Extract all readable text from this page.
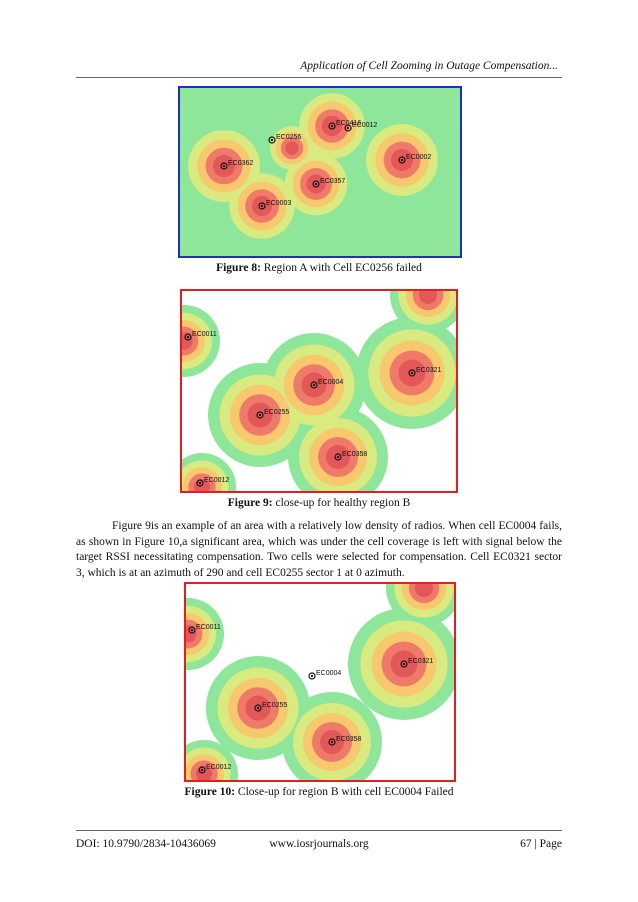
Application of Cell Zooming in Outage Compensation...
EC0256
EC0416
EC0012
EC0362
EC0002
EC0357
EC0003
Figure 8: Region A with Cell EC0256 failed
EC0011
EC0004
EC0321
EC0255
EC0358
EC0012
Figure 9: close-up for healthy region B
Figure 9is an example of an area with a relatively low density of radios. When cell EC0004 fails, as shown in Figure 10,a significant area, which was under the cell coverage is left with signal below the target RSSI necessitating compensation. Two cells were selected for compensation. Cell EC0321 sector 3, which is at an azimuth of 290 and cell EC0255 sector 1 at 0 azimuth.
EC0011
EC0004
EC0321
EC0255
EC0358
EC0012
Figure 10: Close-up for region B with cell EC0004 Failed
DOI: 10.9790/2834-10436069	www.iosrjournals.org	67 | Page
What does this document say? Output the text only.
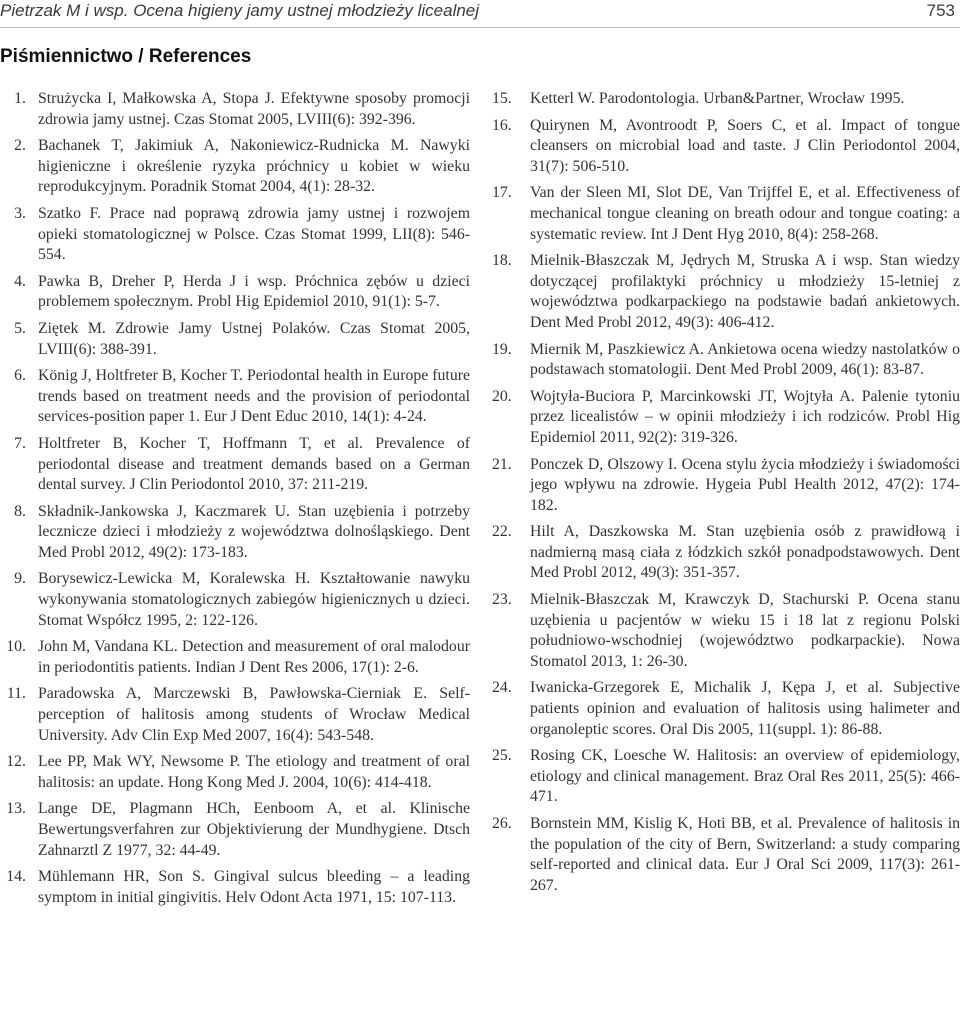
Pietrzak M i wsp. Ocena higieny jamy ustnej młodzieży licealnej	753
Piśmiennictwo / References
1. Strużycka I, Małkowska A, Stopa J. Efektywne sposoby promocji zdrowia jamy ustnej. Czas Stomat 2005, LVIII(6): 392-396.
2. Bachanek T, Jakimiuk A, Nakoniewicz-Rudnicka M. Nawyki higieniczne i określenie ryzyka próchnicy u kobiet w wieku reprodukcyjnym. Poradnik Stomat 2004, 4(1): 28-32.
3. Szatko F. Prace nad poprawą zdrowia jamy ustnej i rozwojem opieki stomatologicznej w Polsce. Czas Stomat 1999, LII(8): 546-554.
4. Pawka B, Dreher P, Herda J i wsp. Próchnica zębów u dzieci problemem społecznym. Probl Hig Epidemiol 2010, 91(1): 5-7.
5. Ziętek M. Zdrowie Jamy Ustnej Polaków. Czas Stomat 2005, LVIII(6): 388-391.
6. König J, Holtfreter B, Kocher T. Periodontal health in Europe future trends based on treatment needs and the provision of periodontal services-position paper 1. Eur J Dent Educ 2010, 14(1): 4-24.
7. Holtfreter B, Kocher T, Hoffmann T, et al. Prevalence of periodontal disease and treatment demands based on a German dental survey. J Clin Periodontol 2010, 37: 211-219.
8. Składnik-Jankowska J, Kaczmarek U. Stan uzębienia i potrzeby lecznicze dzieci i młodzieży z województwa dolnośląskiego. Dent Med Probl 2012, 49(2): 173-183.
9. Borysewicz-Lewicka M, Koralewska H. Kształtowanie nawyku wykonywania stomatologicznych zabiegów higienicznych u dzieci. Stomat Współcz 1995, 2: 122-126.
10. John M, Vandana KL. Detection and measurement of oral malodour in periodontitis patients. Indian J Dent Res 2006, 17(1): 2-6.
11. Paradowska A, Marczewski B, Pawłowska-Cierniak E. Self-perception of halitosis among students of Wrocław Medical University. Adv Clin Exp Med 2007, 16(4): 543-548.
12. Lee PP, Mak WY, Newsome P. The etiology and treatment of oral halitosis: an update. Hong Kong Med J. 2004, 10(6): 414-418.
13. Lange DE, Plagmann HCh, Eenboom A, et al. Klinische Bewertungsverfahren zur Objektivierung der Mundhygiene. Dtsch Zahnarztl Z 1977, 32: 44-49.
14. Mühlemann HR, Son S. Gingival sulcus bleeding – a leading symptom in initial gingivitis. Helv Odont Acta 1971, 15: 107-113.
15.	Ketterl W. Parodontologia. Urban&Partner, Wrocław 1995.
16.	Quirynen M, Avontroodt P, Soers C, et al. Impact of tongue cleansers on microbial load and taste. J Clin Periodontol 2004, 31(7): 506-510.
17.	Van der Sleen MI, Slot DE, Van Trijffel E, et al. Effectiveness of mechanical tongue cleaning on breath odour and tongue coating: a systematic review. Int J Dent Hyg 2010, 8(4): 258-268.
18.	Mielnik-Błaszczak M, Jędrych M, Struska A i wsp. Stan wiedzy dotyczącej profilaktyki próchnicy u młodzieży 15-letniej z województwa podkarpackiego na podstawie badań ankietowych. Dent Med Probl 2012, 49(3): 406-412.
19.	Miernik M, Paszkiewicz A. Ankietowa ocena wiedzy nastolatków o podstawach stomatologii. Dent Med Probl 2009, 46(1): 83-87.
20.	Wojtyła-Buciora P, Marcinkowski JT, Wojtyła A. Palenie tytoniu przez licealistów – w opinii młodzieży i ich rodziców. Probl Hig Epidemiol 2011, 92(2): 319-326.
21.	Ponczek D, Olszowy I. Ocena stylu życia młodzieży i świadomości jego wpływu na zdrowie. Hygeia Publ Health 2012, 47(2): 174-182.
22.	Hilt A, Daszkowska M. Stan uzębienia osób z prawidłową i nadmierną masą ciała z łódzkich szkół ponadpodstawowych. Dent Med Probl 2012, 49(3): 351-357.
23.	Mielnik-Błaszczak M, Krawczyk D, Stachurski P. Ocena stanu uzębienia u pacjentów w wieku 15 i 18 lat z regionu Polski południowo-wschodniej (województwo podkarpackie). Nowa Stomatol 2013, 1: 26-30.
24.	Iwanicka-Grzegorek E, Michalik J, Kępa J, et al. Subjective patients opinion and evaluation of halitosis using halimeter and organoleptic scores. Oral Dis 2005, 11(suppl. 1): 86-88.
25.	Rosing CK, Loesche W. Halitosis: an overview of epidemiology, etiology and clinical management. Braz Oral Res 2011, 25(5): 466-471.
26.	Bornstein MM, Kislig K, Hoti BB, et al. Prevalence of halitosis in the population of the city of Bern, Switzerland: a study comparing self-reported and clinical data. Eur J Oral Sci 2009, 117(3): 261-267.
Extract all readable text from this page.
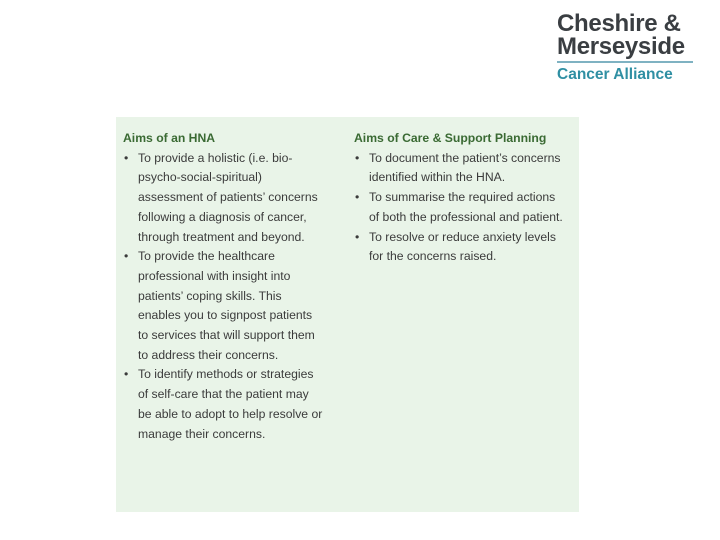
Cheshire &
Merseyside
Cancer Alliance

Aims of an HNA

• To provide a holistic (i.e. bio-psycho-social-spiritual) assessment of patients’ concerns following a diagnosis of cancer, through treatment and beyond.
• To provide the healthcare professional with insight into patients’ coping skills. This enables you to signpost patients to services that will support them to address their concerns.
• To identify methods or strategies of self-care that the patient may be able to adopt to help resolve or manage their concerns.

Aims of Care & Support Planning

• To document the patient’s concerns identified within the HNA.
• To summarise the required actions of both the professional and patient.
• To resolve or reduce anxiety levels for the concerns raised.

**WHAT IS NEEDED**
The result should be a precise copy of all the entries, free of pictures.

**RESULT**
Extract all readable text from this page.
Application of Cell Zooming in Outage Compensation...
EC0256
EC0416
EC0012
EC0362
EC0002
EC0357
EC0003
Figure 8: Region A with Cell EC0256 failed
EC0011
EC0004
EC0321
EC0255
EC0358
EC0012
Figure 9: close-up for healthy region B
Figure 9is an example of an area with a relatively low density of radios. When cell EC0004 fails, as shown in Figure 10,a significant area, which was under the cell coverage is left with signal below the target RSSI necessitating compensation. Two cells were selected for compensation. Cell EC0321 sector 3, which is at an azimuth of 290 and cell EC0255 sector 1 at 0 azimuth.
EC0011
EC0004
EC0321
EC0255
EC0358
EC0012
Figure 10: Close-up for region B with cell EC0004 Failed
DOI: 10.9790/2834-10436069	www.iosrjournals.org	67 | Page
What does this document say? Output the text only.
Pietrzak M i wsp. Ocena higieny jamy ustnej młodzieży licealnej	753
Piśmiennictwo / References
1. Strużycka I, Małkowska A, Stopa J. Efektywne sposoby promocji zdrowia jamy ustnej. Czas Stomat 2005, LVIII(6): 392-396.
2. Bachanek T, Jakimiuk A, Nakoniewicz-Rudnicka M. Nawyki higieniczne i określenie ryzyka próchnicy u kobiet w wieku reprodukcyjnym. Poradnik Stomat 2004, 4(1): 28-32.
3. Szatko F. Prace nad poprawą zdrowia jamy ustnej i rozwojem opieki stomatologicznej w Polsce. Czas Stomat 1999, LII(8): 546-554.
4. Pawka B, Dreher P, Herda J i wsp. Próchnica zębów u dzieci problemem społecznym. Probl Hig Epidemiol 2010, 91(1): 5-7.
5. Ziętek M. Zdrowie Jamy Ustnej Polaków. Czas Stomat 2005, LVIII(6): 388-391.
6. König J, Holtfreter B, Kocher T. Periodontal health in Europe future trends based on treatment needs and the provision of periodontal services-position paper 1. Eur J Dent Educ 2010, 14(1): 4-24.
7. Holtfreter B, Kocher T, Hoffmann T, et al. Prevalence of periodontal disease and treatment demands based on a German dental survey. J Clin Periodontol 2010, 37: 211-219.
8. Składnik-Jankowska J, Kaczmarek U. Stan uzębienia i potrzeby lecznicze dzieci i młodzieży z województwa dolnośląskiego. Dent Med Probl 2012, 49(2): 173-183.
9. Borysewicz-Lewicka M, Koralewska H. Kształtowanie nawyku wykonywania stomatologicznych zabiegów higienicznych u dzieci. Stomat Współcz 1995, 2: 122-126.
10. John M, Vandana KL. Detection and measurement of oral malodour in periodontitis patients. Indian J Dent Res 2006, 17(1): 2-6.
11. Paradowska A, Marczewski B, Pawłowska-Cierniak E. Self-perception of halitosis among students of Wrocław Medical University. Adv Clin Exp Med 2007, 16(4): 543-548.
12. Lee PP, Mak WY, Newsome P. The etiology and treatment of oral halitosis: an update. Hong Kong Med J. 2004, 10(6): 414-418.
13. Lange DE, Plagmann HCh, Eenboom A, et al. Klinische Bewertungsverfahren zur Objektivierung der Mundhygiene. Dtsch Zahnarztl Z 1977, 32: 44-49.
14. Mühlemann HR, Son S. Gingival sulcus bleeding – a leading symptom in initial gingivitis. Helv Odont Acta 1971, 15: 107-113.
15.	Ketterl W. Parodontologia. Urban&Partner, Wrocław 1995.
16.	Quirynen M, Avontroodt P, Soers C, et al. Impact of tongue cleansers on microbial load and taste. J Clin Periodontol 2004, 31(7): 506-510.
17.	Van der Sleen MI, Slot DE, Van Trijffel E, et al. Effectiveness of mechanical tongue cleaning on breath odour and tongue coating: a systematic review. Int J Dent Hyg 2010, 8(4): 258-268.
18.	Mielnik-Błaszczak M, Jędrych M, Struska A i wsp. Stan wiedzy dotyczącej profilaktyki próchnicy u młodzieży 15-letniej z województwa podkarpackiego na podstawie badań ankietowych. Dent Med Probl 2012, 49(3): 406-412.
19.	Miernik M, Paszkiewicz A. Ankietowa ocena wiedzy nastolatków o podstawach stomatologii. Dent Med Probl 2009, 46(1): 83-87.
20.	Wojtyła-Buciora P, Marcinkowski JT, Wojtyła A. Palenie tytoniu przez licealistów – w opinii młodzieży i ich rodziców. Probl Hig Epidemiol 2011, 92(2): 319-326.
21.	Ponczek D, Olszowy I. Ocena stylu życia młodzieży i świadomości jego wpływu na zdrowie. Hygeia Publ Health 2012, 47(2): 174-182.
22.	Hilt A, Daszkowska M. Stan uzębienia osób z prawidłową i nadmierną masą ciała z łódzkich szkół ponadpodstawowych. Dent Med Probl 2012, 49(3): 351-357.
23.	Mielnik-Błaszczak M, Krawczyk D, Stachurski P. Ocena stanu uzębienia u pacjentów w wieku 15 i 18 lat z regionu Polski południowo-wschodniej (województwo podkarpackie). Nowa Stomatol 2013, 1: 26-30.
24.	Iwanicka-Grzegorek E, Michalik J, Kępa J, et al. Subjective patients opinion and evaluation of halitosis using halimeter and organoleptic scores. Oral Dis 2005, 11(suppl. 1): 86-88.
25.	Rosing CK, Loesche W. Halitosis: an overview of epidemiology, etiology and clinical management. Braz Oral Res 2011, 25(5): 466-471.
26.	Bornstein MM, Kislig K, Hoti BB, et al. Prevalence of halitosis in the population of the city of Bern, Switzerland: a study comparing self-reported and clinical data. Eur J Oral Sci 2009, 117(3): 261-267.
Extract all readable text from this page.
Cheshire &
Merseyside
Cancer Alliance

Aims of an HNA

• To provide a holistic (i.e. bio-psycho-social-spiritual) assessment of patients’ concerns following a diagnosis of cancer, through treatment and beyond.
• To provide the healthcare professional with insight into patients’ coping skills. This enables you to signpost patients to services that will support them to address their concerns.
• To identify methods or strategies of self-care that the patient may be able to adopt to help resolve or manage their concerns.

Aims of Care & Support Planning

• To document the patient’s concerns identified within the HNA.
• To summarise the required actions of both the professional and patient.
• To resolve or reduce anxiety levels for the concerns raised.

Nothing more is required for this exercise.